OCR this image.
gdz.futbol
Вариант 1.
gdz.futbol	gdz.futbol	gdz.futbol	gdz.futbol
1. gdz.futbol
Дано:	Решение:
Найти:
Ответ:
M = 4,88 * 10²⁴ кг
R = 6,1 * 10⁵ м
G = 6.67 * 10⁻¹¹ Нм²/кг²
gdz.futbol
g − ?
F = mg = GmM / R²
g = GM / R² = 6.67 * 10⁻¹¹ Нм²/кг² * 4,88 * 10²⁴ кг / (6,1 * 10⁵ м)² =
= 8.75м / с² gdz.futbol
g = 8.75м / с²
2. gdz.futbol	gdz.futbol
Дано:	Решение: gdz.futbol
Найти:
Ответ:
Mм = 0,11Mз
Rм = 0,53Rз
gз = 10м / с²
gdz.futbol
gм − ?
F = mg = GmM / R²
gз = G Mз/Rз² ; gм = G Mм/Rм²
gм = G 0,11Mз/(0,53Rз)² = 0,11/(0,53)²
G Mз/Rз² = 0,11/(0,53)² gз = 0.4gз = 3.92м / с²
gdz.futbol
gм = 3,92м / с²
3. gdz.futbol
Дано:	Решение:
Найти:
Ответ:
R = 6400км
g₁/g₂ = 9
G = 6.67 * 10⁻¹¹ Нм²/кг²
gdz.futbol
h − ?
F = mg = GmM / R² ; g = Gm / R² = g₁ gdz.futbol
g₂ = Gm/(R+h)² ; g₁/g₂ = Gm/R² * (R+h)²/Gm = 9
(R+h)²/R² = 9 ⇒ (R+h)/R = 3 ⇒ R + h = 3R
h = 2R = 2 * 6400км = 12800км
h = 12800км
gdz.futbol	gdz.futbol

--------------------------------------------------

Stated goal
Recopy the whole listing exactly.

The reply
OCR this image.
gdz.futbol
Вариант 1.
gdz.futbol	gdz.futbol	gdz.futbol	gdz.futbol
1. gdz.futbol
Дано:	Решение:
Найти:
Ответ:
M = 4,88 * 10²⁴ кг
R = 6,1 * 10⁵ м
G = 6.67 * 10⁻¹¹ Нм²/кг²
gdz.futbol
g − ?
F = mg = GmM / R²
g = GM / R² = 6.67 * 10⁻¹¹ Нм²/кг² * 4,88 * 10²⁴ кг / (6,1 * 10⁵ м)² =
= 8.75м / с² gdz.futbol
g = 8.75м / с²
2. gdz.futbol	gdz.futbol
Дано:	Решение: gdz.futbol
Найти:
Ответ:
Mм = 0,11Mз
Rм = 0,53Rз
gз = 10м / с²
gdz.futbol
gм − ?
F = mg = GmM / R²
gз = G Mз/Rз² ; gм = G Mм/Rм²
gм = G 0,11Mз/(0,53Rз)² = 0,11/(0,53)²
G Mз/Rз² = 0,11/(0,53)² gз = 0.4gз = 3.92м / с²
gdz.futbol
gм = 3,92м / с²
3. gdz.futbol
Дано:	Решение:
Найти:
Ответ:
R = 6400км
g₁/g₂ = 9
G = 6.67 * 10⁻¹¹ Нм²/кг²
gdz.futbol
h − ?
F = mg = GmM / R² ; g = Gm / R² = g₁ gdz.futbol
g₂ = Gm/(R+h)² ; g₁/g₂ = Gm/R² * (R+h)²/Gm = 9
(R+h)²/R² = 9 ⇒ (R+h)/R = 3 ⇒ R + h = 3R
h = 2R = 2 * 6400км = 12800км
h = 12800км
gdz.futbol	gdz.futbol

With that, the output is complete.